» Your goal:
Every line with the word "Share" in it should be extracted from the data that follows.

═════ Material supplied ═════

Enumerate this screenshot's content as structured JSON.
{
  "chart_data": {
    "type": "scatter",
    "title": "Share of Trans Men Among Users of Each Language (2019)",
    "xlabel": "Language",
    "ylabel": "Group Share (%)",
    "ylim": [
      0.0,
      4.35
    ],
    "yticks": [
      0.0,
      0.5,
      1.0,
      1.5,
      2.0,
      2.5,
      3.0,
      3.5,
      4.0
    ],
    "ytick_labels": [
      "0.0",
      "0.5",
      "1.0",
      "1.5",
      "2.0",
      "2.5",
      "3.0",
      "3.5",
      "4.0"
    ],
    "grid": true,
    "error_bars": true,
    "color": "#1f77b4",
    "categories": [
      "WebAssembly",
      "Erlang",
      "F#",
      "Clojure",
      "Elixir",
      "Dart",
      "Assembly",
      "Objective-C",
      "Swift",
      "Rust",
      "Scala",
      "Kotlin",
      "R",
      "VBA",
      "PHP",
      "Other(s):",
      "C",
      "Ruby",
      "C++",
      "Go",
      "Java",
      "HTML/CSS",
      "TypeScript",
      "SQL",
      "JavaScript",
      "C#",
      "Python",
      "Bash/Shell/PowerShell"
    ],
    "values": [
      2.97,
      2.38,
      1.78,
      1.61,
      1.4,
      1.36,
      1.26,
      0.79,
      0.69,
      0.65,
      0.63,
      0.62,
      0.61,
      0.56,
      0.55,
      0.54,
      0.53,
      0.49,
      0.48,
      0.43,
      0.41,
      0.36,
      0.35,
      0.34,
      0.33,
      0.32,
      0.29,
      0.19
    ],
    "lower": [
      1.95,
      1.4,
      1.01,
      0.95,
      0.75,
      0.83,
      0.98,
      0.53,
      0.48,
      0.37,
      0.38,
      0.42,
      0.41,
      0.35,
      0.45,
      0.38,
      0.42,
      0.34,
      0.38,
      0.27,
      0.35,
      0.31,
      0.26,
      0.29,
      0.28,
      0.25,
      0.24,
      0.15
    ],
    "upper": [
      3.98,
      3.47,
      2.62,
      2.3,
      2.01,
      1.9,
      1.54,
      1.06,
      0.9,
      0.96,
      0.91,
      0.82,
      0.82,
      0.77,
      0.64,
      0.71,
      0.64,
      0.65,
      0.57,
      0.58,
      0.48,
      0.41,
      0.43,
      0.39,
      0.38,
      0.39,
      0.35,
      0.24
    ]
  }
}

═════

» Reply to the task:
    "title": "Share of Trans Men Among Users of Each Language (2019)",
    "ylabel": "Group Share (%)",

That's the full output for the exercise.